A run of records:
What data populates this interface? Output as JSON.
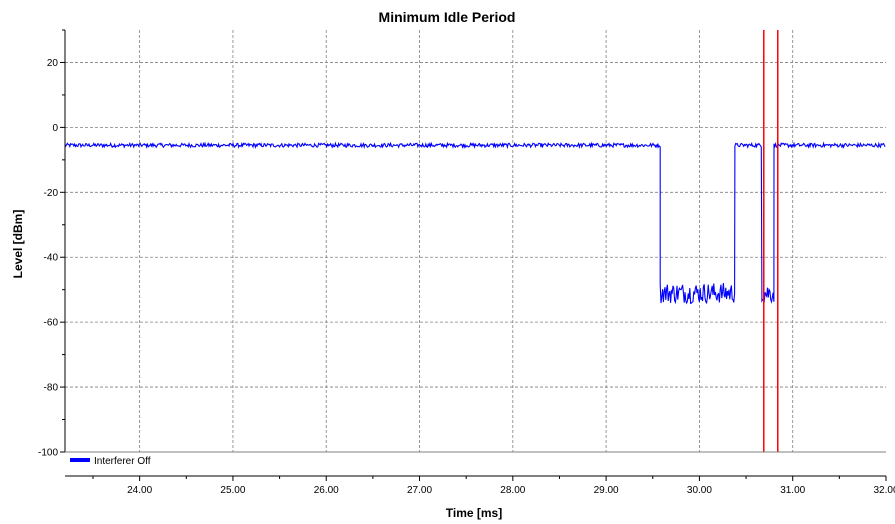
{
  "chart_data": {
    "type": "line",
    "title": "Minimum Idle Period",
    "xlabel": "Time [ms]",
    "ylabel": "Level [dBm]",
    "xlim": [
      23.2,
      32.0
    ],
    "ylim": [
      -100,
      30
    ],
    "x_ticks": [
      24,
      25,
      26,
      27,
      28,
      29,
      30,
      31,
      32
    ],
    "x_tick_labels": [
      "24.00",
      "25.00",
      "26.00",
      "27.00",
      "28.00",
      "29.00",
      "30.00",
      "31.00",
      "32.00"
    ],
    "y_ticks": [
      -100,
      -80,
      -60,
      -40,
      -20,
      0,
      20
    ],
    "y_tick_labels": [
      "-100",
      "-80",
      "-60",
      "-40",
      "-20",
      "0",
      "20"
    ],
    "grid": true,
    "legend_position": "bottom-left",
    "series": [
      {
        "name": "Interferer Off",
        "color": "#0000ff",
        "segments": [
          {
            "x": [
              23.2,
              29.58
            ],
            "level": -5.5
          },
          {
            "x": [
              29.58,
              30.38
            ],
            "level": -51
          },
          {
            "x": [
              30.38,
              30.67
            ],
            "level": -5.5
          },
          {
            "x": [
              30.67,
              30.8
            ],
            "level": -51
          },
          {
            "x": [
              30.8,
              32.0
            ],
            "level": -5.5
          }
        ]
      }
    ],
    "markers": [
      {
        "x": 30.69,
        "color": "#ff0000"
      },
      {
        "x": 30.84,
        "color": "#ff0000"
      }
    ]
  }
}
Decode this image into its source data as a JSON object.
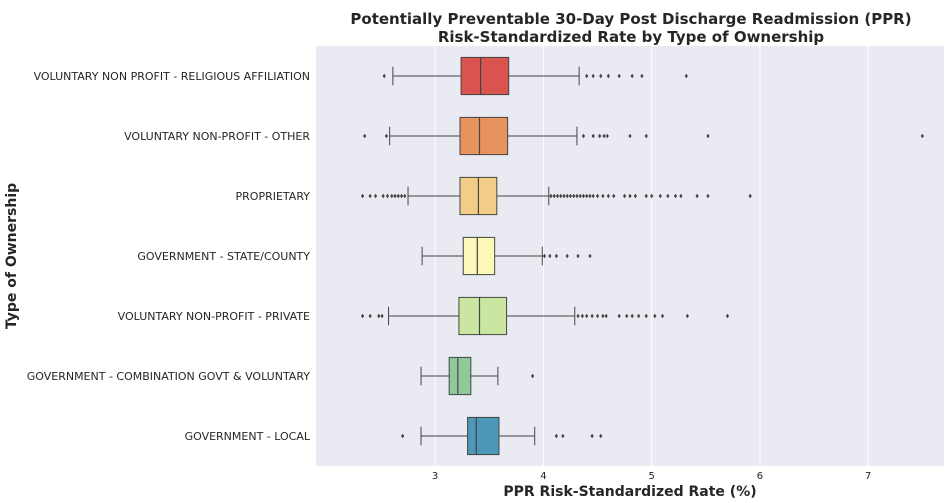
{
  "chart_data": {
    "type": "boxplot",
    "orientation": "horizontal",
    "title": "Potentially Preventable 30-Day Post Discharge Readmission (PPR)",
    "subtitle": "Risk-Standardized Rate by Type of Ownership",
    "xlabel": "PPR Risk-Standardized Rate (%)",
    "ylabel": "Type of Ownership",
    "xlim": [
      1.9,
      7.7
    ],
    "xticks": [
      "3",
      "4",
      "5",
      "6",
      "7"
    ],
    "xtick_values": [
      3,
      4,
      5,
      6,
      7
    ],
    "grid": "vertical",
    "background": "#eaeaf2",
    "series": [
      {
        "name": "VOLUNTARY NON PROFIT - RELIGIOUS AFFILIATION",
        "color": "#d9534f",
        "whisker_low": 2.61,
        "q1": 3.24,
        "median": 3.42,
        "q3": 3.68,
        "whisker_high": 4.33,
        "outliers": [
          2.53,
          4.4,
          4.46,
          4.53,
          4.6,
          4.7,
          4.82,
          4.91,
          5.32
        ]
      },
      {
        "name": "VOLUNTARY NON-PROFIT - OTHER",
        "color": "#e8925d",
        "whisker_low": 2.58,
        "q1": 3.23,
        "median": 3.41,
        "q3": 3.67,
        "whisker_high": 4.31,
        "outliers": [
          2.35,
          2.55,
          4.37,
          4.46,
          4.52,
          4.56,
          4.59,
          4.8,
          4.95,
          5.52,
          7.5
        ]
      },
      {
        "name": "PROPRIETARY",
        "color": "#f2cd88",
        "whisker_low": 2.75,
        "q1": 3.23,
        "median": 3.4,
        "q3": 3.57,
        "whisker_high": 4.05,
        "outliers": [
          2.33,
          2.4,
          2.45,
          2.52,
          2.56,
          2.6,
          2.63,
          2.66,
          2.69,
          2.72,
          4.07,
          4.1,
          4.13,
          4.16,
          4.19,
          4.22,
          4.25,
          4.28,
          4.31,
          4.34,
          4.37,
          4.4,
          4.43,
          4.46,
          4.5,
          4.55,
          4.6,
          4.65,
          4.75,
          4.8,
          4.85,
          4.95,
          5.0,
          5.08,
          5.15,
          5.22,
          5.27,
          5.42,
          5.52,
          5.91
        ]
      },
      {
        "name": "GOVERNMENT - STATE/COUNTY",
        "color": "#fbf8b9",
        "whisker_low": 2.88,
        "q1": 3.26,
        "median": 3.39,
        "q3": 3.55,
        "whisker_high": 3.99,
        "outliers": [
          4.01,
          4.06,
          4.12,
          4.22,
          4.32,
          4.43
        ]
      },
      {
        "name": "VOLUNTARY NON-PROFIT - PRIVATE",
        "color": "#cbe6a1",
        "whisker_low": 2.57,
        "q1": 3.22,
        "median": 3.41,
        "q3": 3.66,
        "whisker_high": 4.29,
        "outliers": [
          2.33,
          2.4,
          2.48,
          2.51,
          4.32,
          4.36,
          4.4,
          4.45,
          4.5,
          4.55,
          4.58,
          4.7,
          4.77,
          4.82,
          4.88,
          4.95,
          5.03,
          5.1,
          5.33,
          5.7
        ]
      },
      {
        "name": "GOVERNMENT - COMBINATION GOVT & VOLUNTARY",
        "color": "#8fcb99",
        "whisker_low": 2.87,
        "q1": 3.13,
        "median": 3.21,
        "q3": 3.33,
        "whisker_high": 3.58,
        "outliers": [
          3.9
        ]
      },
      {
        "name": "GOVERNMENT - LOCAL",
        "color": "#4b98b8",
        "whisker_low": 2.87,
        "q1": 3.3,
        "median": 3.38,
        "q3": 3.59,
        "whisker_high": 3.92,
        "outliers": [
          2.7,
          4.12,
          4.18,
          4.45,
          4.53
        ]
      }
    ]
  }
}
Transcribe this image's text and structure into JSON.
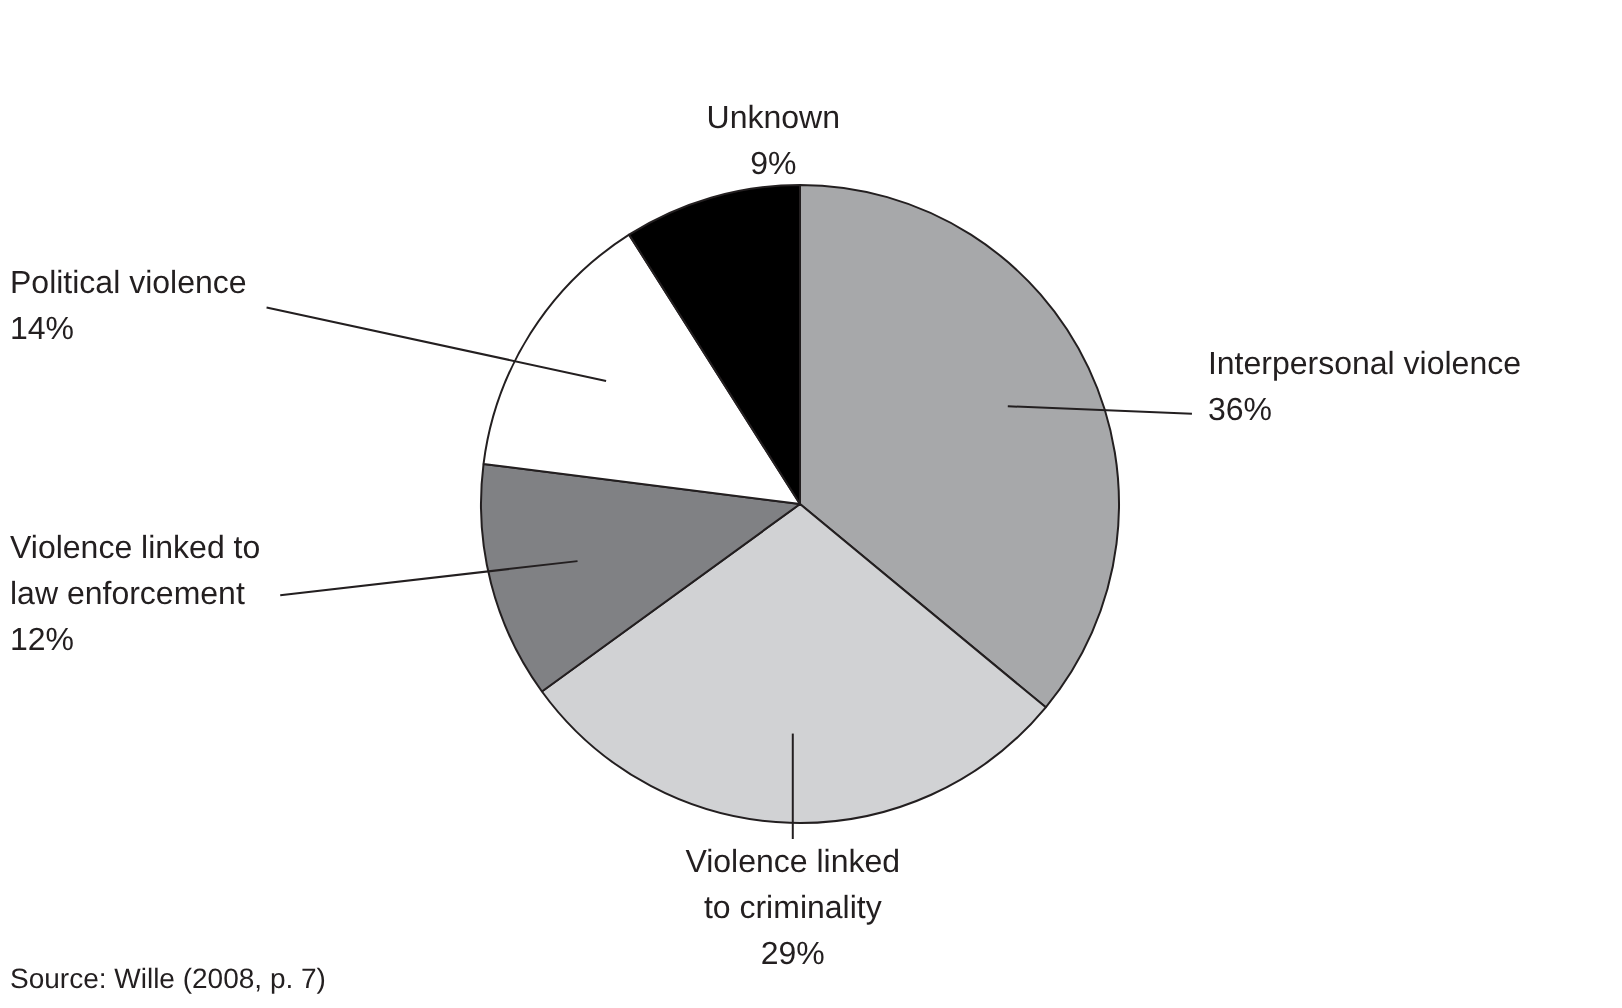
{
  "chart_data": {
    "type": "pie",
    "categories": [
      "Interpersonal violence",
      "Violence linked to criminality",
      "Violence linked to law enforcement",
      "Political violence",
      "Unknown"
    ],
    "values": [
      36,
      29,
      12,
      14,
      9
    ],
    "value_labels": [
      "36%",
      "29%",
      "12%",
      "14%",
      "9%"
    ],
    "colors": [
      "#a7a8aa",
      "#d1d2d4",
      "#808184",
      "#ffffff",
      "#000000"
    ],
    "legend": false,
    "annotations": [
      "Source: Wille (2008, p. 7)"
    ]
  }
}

**Task to complete**: Copy the material above in full and exactly, skipping pictures.

**Solved problem**:
What data populates this interface? Output as JSON.
{
  "chart_data": {
    "type": "line",
    "title": "Minimum Idle Period",
    "xlabel": "Time [ms]",
    "ylabel": "Level [dBm]",
    "xlim": [
      23.2,
      32.0
    ],
    "ylim": [
      -100,
      30
    ],
    "x_ticks": [
      24,
      25,
      26,
      27,
      28,
      29,
      30,
      31,
      32
    ],
    "x_tick_labels": [
      "24.00",
      "25.00",
      "26.00",
      "27.00",
      "28.00",
      "29.00",
      "30.00",
      "31.00",
      "32.00"
    ],
    "y_ticks": [
      -100,
      -80,
      -60,
      -40,
      -20,
      0,
      20
    ],
    "y_tick_labels": [
      "-100",
      "-80",
      "-60",
      "-40",
      "-20",
      "0",
      "20"
    ],
    "grid": true,
    "legend_position": "bottom-left",
    "series": [
      {
        "name": "Interferer Off",
        "color": "#0000ff",
        "segments": [
          {
            "x": [
              23.2,
              29.58
            ],
            "level": -5.5
          },
          {
            "x": [
              29.58,
              30.38
            ],
            "level": -51
          },
          {
            "x": [
              30.38,
              30.67
            ],
            "level": -5.5
          },
          {
            "x": [
              30.67,
              30.8
            ],
            "level": -51
          },
          {
            "x": [
              30.8,
              32.0
            ],
            "level": -5.5
          }
        ]
      }
    ],
    "markers": [
      {
        "x": 30.69,
        "color": "#ff0000"
      },
      {
        "x": 30.84,
        "color": "#ff0000"
      }
    ]
  }
}
Decode this image into its source data as a JSON object.
{
  "chart_data": {
    "type": "boxplot",
    "orientation": "horizontal",
    "title": "Potentially Preventable 30-Day Post Discharge Readmission (PPR)",
    "subtitle": "Risk-Standardized Rate by Type of Ownership",
    "xlabel": "PPR Risk-Standardized Rate (%)",
    "ylabel": "Type of Ownership",
    "xlim": [
      1.9,
      7.7
    ],
    "xticks": [
      "3",
      "4",
      "5",
      "6",
      "7"
    ],
    "xtick_values": [
      3,
      4,
      5,
      6,
      7
    ],
    "grid": "vertical",
    "background": "#eaeaf2",
    "series": [
      {
        "name": "VOLUNTARY NON PROFIT - RELIGIOUS AFFILIATION",
        "color": "#d9534f",
        "whisker_low": 2.61,
        "q1": 3.24,
        "median": 3.42,
        "q3": 3.68,
        "whisker_high": 4.33,
        "outliers": [
          2.53,
          4.4,
          4.46,
          4.53,
          4.6,
          4.7,
          4.82,
          4.91,
          5.32
        ]
      },
      {
        "name": "VOLUNTARY NON-PROFIT - OTHER",
        "color": "#e8925d",
        "whisker_low": 2.58,
        "q1": 3.23,
        "median": 3.41,
        "q3": 3.67,
        "whisker_high": 4.31,
        "outliers": [
          2.35,
          2.55,
          4.37,
          4.46,
          4.52,
          4.56,
          4.59,
          4.8,
          4.95,
          5.52,
          7.5
        ]
      },
      {
        "name": "PROPRIETARY",
        "color": "#f2cd88",
        "whisker_low": 2.75,
        "q1": 3.23,
        "median": 3.4,
        "q3": 3.57,
        "whisker_high": 4.05,
        "outliers": [
          2.33,
          2.4,
          2.45,
          2.52,
          2.56,
          2.6,
          2.63,
          2.66,
          2.69,
          2.72,
          4.07,
          4.1,
          4.13,
          4.16,
          4.19,
          4.22,
          4.25,
          4.28,
          4.31,
          4.34,
          4.37,
          4.4,
          4.43,
          4.46,
          4.5,
          4.55,
          4.6,
          4.65,
          4.75,
          4.8,
          4.85,
          4.95,
          5.0,
          5.08,
          5.15,
          5.22,
          5.27,
          5.42,
          5.52,
          5.91
        ]
      },
      {
        "name": "GOVERNMENT - STATE/COUNTY",
        "color": "#fbf8b9",
        "whisker_low": 2.88,
        "q1": 3.26,
        "median": 3.39,
        "q3": 3.55,
        "whisker_high": 3.99,
        "outliers": [
          4.01,
          4.06,
          4.12,
          4.22,
          4.32,
          4.43
        ]
      },
      {
        "name": "VOLUNTARY NON-PROFIT - PRIVATE",
        "color": "#cbe6a1",
        "whisker_low": 2.57,
        "q1": 3.22,
        "median": 3.41,
        "q3": 3.66,
        "whisker_high": 4.29,
        "outliers": [
          2.33,
          2.4,
          2.48,
          2.51,
          4.32,
          4.36,
          4.4,
          4.45,
          4.5,
          4.55,
          4.58,
          4.7,
          4.77,
          4.82,
          4.88,
          4.95,
          5.03,
          5.1,
          5.33,
          5.7
        ]
      },
      {
        "name": "GOVERNMENT - COMBINATION GOVT & VOLUNTARY",
        "color": "#8fcb99",
        "whisker_low": 2.87,
        "q1": 3.13,
        "median": 3.21,
        "q3": 3.33,
        "whisker_high": 3.58,
        "outliers": [
          3.9
        ]
      },
      {
        "name": "GOVERNMENT - LOCAL",
        "color": "#4b98b8",
        "whisker_low": 2.87,
        "q1": 3.3,
        "median": 3.38,
        "q3": 3.59,
        "whisker_high": 3.92,
        "outliers": [
          2.7,
          4.12,
          4.18,
          4.45,
          4.53
        ]
      }
    ]
  }
}
Transcribe this image's text and structure into JSON.
{
  "chart_data": {
    "type": "pie",
    "categories": [
      "Interpersonal violence",
      "Violence linked to criminality",
      "Violence linked to law enforcement",
      "Political violence",
      "Unknown"
    ],
    "values": [
      36,
      29,
      12,
      14,
      9
    ],
    "value_labels": [
      "36%",
      "29%",
      "12%",
      "14%",
      "9%"
    ],
    "colors": [
      "#a7a8aa",
      "#d1d2d4",
      "#808184",
      "#ffffff",
      "#000000"
    ],
    "legend": false,
    "annotations": [
      "Source: Wille (2008, p. 7)"
    ]
  }
}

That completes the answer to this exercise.